> What is expected
Produce a word-for-word copy of the listing below without its pictures.

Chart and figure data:
○ ○ ○ ○ ○

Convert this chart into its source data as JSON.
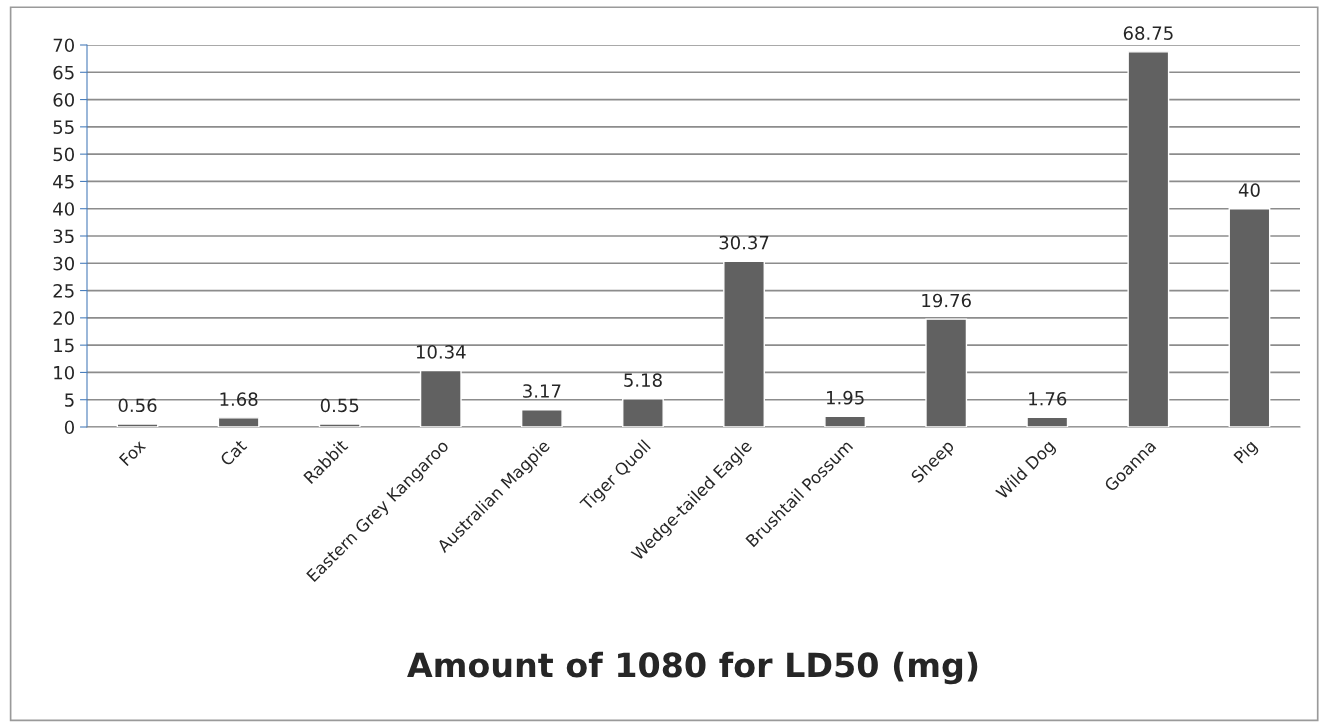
{
  "chart_data": {
    "type": "bar",
    "title": "Amount of 1080 for LD50 (mg)",
    "categories": [
      "Fox",
      "Cat",
      "Rabbit",
      "Eastern Grey Kangaroo",
      "Australian Magpie",
      "Tiger Quoll",
      "Wedge-tailed Eagle",
      "Brushtail Possum",
      "Sheep",
      "Wild Dog",
      "Goanna",
      "Pig"
    ],
    "values": [
      0.56,
      1.68,
      0.55,
      10.34,
      3.17,
      5.18,
      30.37,
      1.95,
      19.76,
      1.76,
      68.75,
      40
    ],
    "color": "#616161",
    "ylim": [
      0,
      70
    ],
    "yticks": [
      0,
      5,
      10,
      15,
      20,
      25,
      30,
      35,
      40,
      45,
      50,
      55,
      60,
      65,
      70
    ],
    "grid": "y",
    "data_labels": true,
    "legend": false
  }
}
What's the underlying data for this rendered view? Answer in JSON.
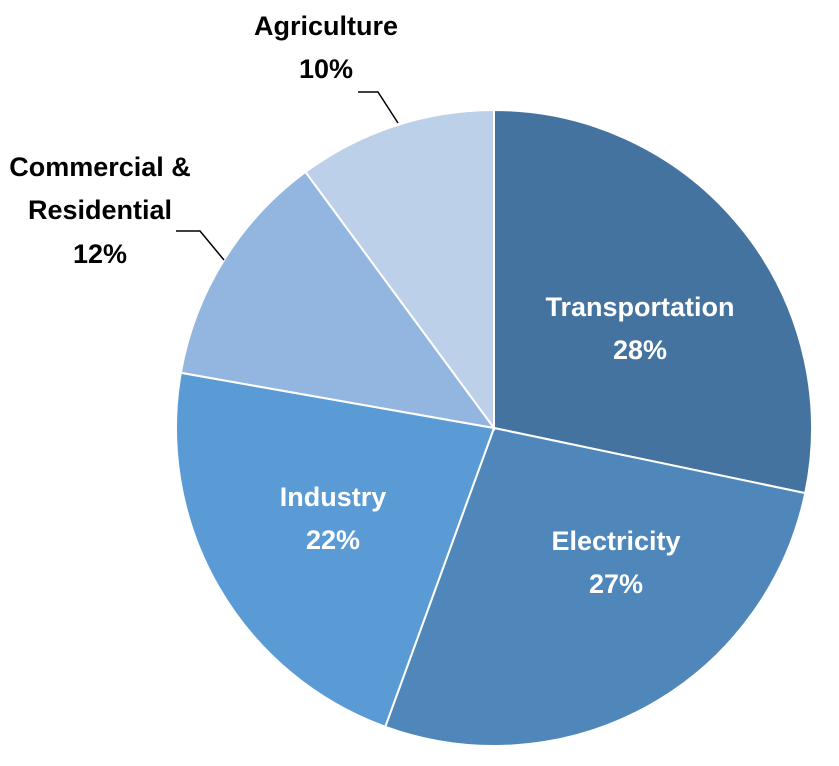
{
  "chart_data": {
    "type": "pie",
    "title": "",
    "start_angle_deg": 0,
    "direction": "clockwise",
    "slices": [
      {
        "label": "Transportation",
        "value": 28,
        "value_label": "28%",
        "color": "#44739f",
        "label_position": "inside",
        "name_lines": [
          "Transportation"
        ]
      },
      {
        "label": "Electricity",
        "value": 27,
        "value_label": "27%",
        "color": "#4f87bb",
        "label_position": "inside",
        "name_lines": [
          "Electricity"
        ]
      },
      {
        "label": "Industry",
        "value": 22,
        "value_label": "22%",
        "color": "#5b9bd5",
        "label_position": "inside",
        "name_lines": [
          "Industry"
        ]
      },
      {
        "label": "Commercial & Residential",
        "value": 12,
        "value_label": "12%",
        "color": "#93b6e0",
        "label_position": "outside",
        "name_lines": [
          "Commercial &",
          "Residential"
        ]
      },
      {
        "label": "Agriculture",
        "value": 10,
        "value_label": "10%",
        "color": "#bdd0ea",
        "label_position": "outside",
        "name_lines": [
          "Agriculture"
        ]
      }
    ]
  }
}
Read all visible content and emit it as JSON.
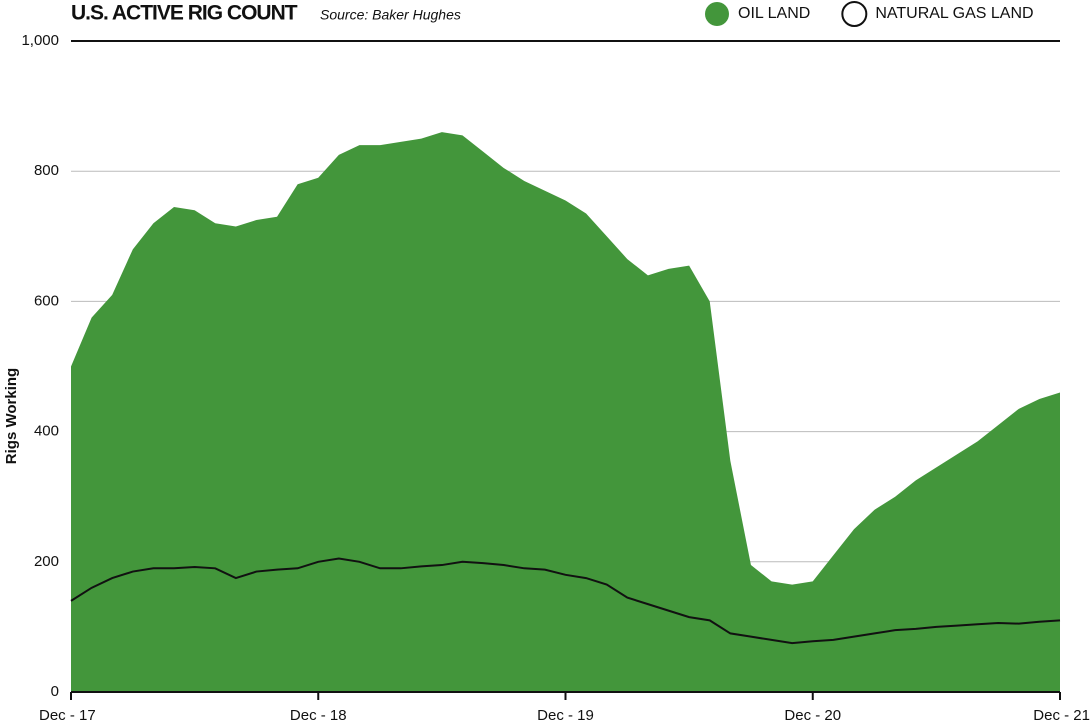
{
  "chart_data": {
    "type": "area",
    "title": "U.S. ACTIVE RIG COUNT",
    "subtitle": "Source: Baker Hughes",
    "y_label": "Rigs Working",
    "categories": [
      "Dec - 17",
      null,
      null,
      null,
      null,
      null,
      null,
      null,
      null,
      null,
      null,
      null,
      "Dec - 18",
      null,
      null,
      null,
      null,
      null,
      null,
      null,
      null,
      null,
      null,
      null,
      "Dec - 19",
      null,
      null,
      null,
      null,
      null,
      null,
      null,
      null,
      null,
      null,
      null,
      "Dec - 20",
      null,
      null,
      null,
      null,
      null,
      null,
      null,
      null,
      null,
      null,
      null,
      "Dec - 21"
    ],
    "series": [
      {
        "name": "OIL LAND",
        "color": "#43963b",
        "style": "area",
        "values": [
          500,
          575,
          610,
          680,
          720,
          745,
          740,
          720,
          715,
          725,
          730,
          780,
          790,
          825,
          840,
          840,
          845,
          850,
          860,
          855,
          830,
          805,
          785,
          770,
          755,
          735,
          700,
          665,
          640,
          650,
          655,
          600,
          355,
          195,
          170,
          165,
          170,
          210,
          250,
          280,
          300,
          325,
          345,
          365,
          385,
          410,
          435,
          450,
          460
        ]
      },
      {
        "name": "NATURAL GAS LAND",
        "color": "#111111",
        "style": "line",
        "values": [
          140,
          160,
          175,
          185,
          190,
          190,
          192,
          190,
          175,
          185,
          188,
          190,
          200,
          205,
          200,
          190,
          190,
          193,
          195,
          200,
          198,
          195,
          190,
          188,
          180,
          175,
          165,
          145,
          135,
          125,
          115,
          110,
          90,
          85,
          80,
          75,
          78,
          80,
          85,
          90,
          95,
          97,
          100,
          102,
          104,
          106,
          105,
          108,
          110
        ]
      }
    ],
    "ylim": [
      0,
      1000
    ],
    "yticks": [
      0,
      200,
      400,
      600,
      800,
      {
        "value": 1000,
        "label": "1,000"
      }
    ],
    "grid": true
  }
}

○ ○ ○ ○ ○

> Right answer
Convert this chart into its source data as JSON.
{
  "chart_data": {
    "type": "bar",
    "title": "Amount of 1080 for LD50 (mg)",
    "categories": [
      "Fox",
      "Cat",
      "Rabbit",
      "Eastern Grey Kangaroo",
      "Australian Magpie",
      "Tiger Quoll",
      "Wedge-tailed Eagle",
      "Brushtail Possum",
      "Sheep",
      "Wild Dog",
      "Goanna",
      "Pig"
    ],
    "values": [
      0.56,
      1.68,
      0.55,
      10.34,
      3.17,
      5.18,
      30.37,
      1.95,
      19.76,
      1.76,
      68.75,
      40
    ],
    "color": "#616161",
    "ylim": [
      0,
      70
    ],
    "yticks": [
      0,
      5,
      10,
      15,
      20,
      25,
      30,
      35,
      40,
      45,
      50,
      55,
      60,
      65,
      70
    ],
    "grid": "y",
    "data_labels": true,
    "legend": false
  }
}
What's the underlying data for this rendered view? Answer in JSON.
{
  "chart_data": {
    "type": "pie",
    "title": "",
    "start_angle_deg": 0,
    "direction": "clockwise",
    "slices": [
      {
        "label": "Transportation",
        "value": 28,
        "value_label": "28%",
        "color": "#44739f",
        "label_position": "inside",
        "name_lines": [
          "Transportation"
        ]
      },
      {
        "label": "Electricity",
        "value": 27,
        "value_label": "27%",
        "color": "#4f87bb",
        "label_position": "inside",
        "name_lines": [
          "Electricity"
        ]
      },
      {
        "label": "Industry",
        "value": 22,
        "value_label": "22%",
        "color": "#5b9bd5",
        "label_position": "inside",
        "name_lines": [
          "Industry"
        ]
      },
      {
        "label": "Commercial & Residential",
        "value": 12,
        "value_label": "12%",
        "color": "#93b6e0",
        "label_position": "outside",
        "name_lines": [
          "Commercial &",
          "Residential"
        ]
      },
      {
        "label": "Agriculture",
        "value": 10,
        "value_label": "10%",
        "color": "#bdd0ea",
        "label_position": "outside",
        "name_lines": [
          "Agriculture"
        ]
      }
    ]
  }
}
Read all visible content and emit it as JSON.
{
  "chart_data": {
    "type": "area",
    "title": "U.S. ACTIVE RIG COUNT",
    "subtitle": "Source: Baker Hughes",
    "y_label": "Rigs Working",
    "categories": [
      "Dec - 17",
      null,
      null,
      null,
      null,
      null,
      null,
      null,
      null,
      null,
      null,
      null,
      "Dec - 18",
      null,
      null,
      null,
      null,
      null,
      null,
      null,
      null,
      null,
      null,
      null,
      "Dec - 19",
      null,
      null,
      null,
      null,
      null,
      null,
      null,
      null,
      null,
      null,
      null,
      "Dec - 20",
      null,
      null,
      null,
      null,
      null,
      null,
      null,
      null,
      null,
      null,
      null,
      "Dec - 21"
    ],
    "series": [
      {
        "name": "OIL LAND",
        "color": "#43963b",
        "style": "area",
        "values": [
          500,
          575,
          610,
          680,
          720,
          745,
          740,
          720,
          715,
          725,
          730,
          780,
          790,
          825,
          840,
          840,
          845,
          850,
          860,
          855,
          830,
          805,
          785,
          770,
          755,
          735,
          700,
          665,
          640,
          650,
          655,
          600,
          355,
          195,
          170,
          165,
          170,
          210,
          250,
          280,
          300,
          325,
          345,
          365,
          385,
          410,
          435,
          450,
          460
        ]
      },
      {
        "name": "NATURAL GAS LAND",
        "color": "#111111",
        "style": "line",
        "values": [
          140,
          160,
          175,
          185,
          190,
          190,
          192,
          190,
          175,
          185,
          188,
          190,
          200,
          205,
          200,
          190,
          190,
          193,
          195,
          200,
          198,
          195,
          190,
          188,
          180,
          175,
          165,
          145,
          135,
          125,
          115,
          110,
          90,
          85,
          80,
          75,
          78,
          80,
          85,
          90,
          95,
          97,
          100,
          102,
          104,
          106,
          105,
          108,
          110
        ]
      }
    ],
    "ylim": [
      0,
      1000
    ],
    "yticks": [
      0,
      200,
      400,
      600,
      800,
      {
        "value": 1000,
        "label": "1,000"
      }
    ],
    "grid": true
  }
}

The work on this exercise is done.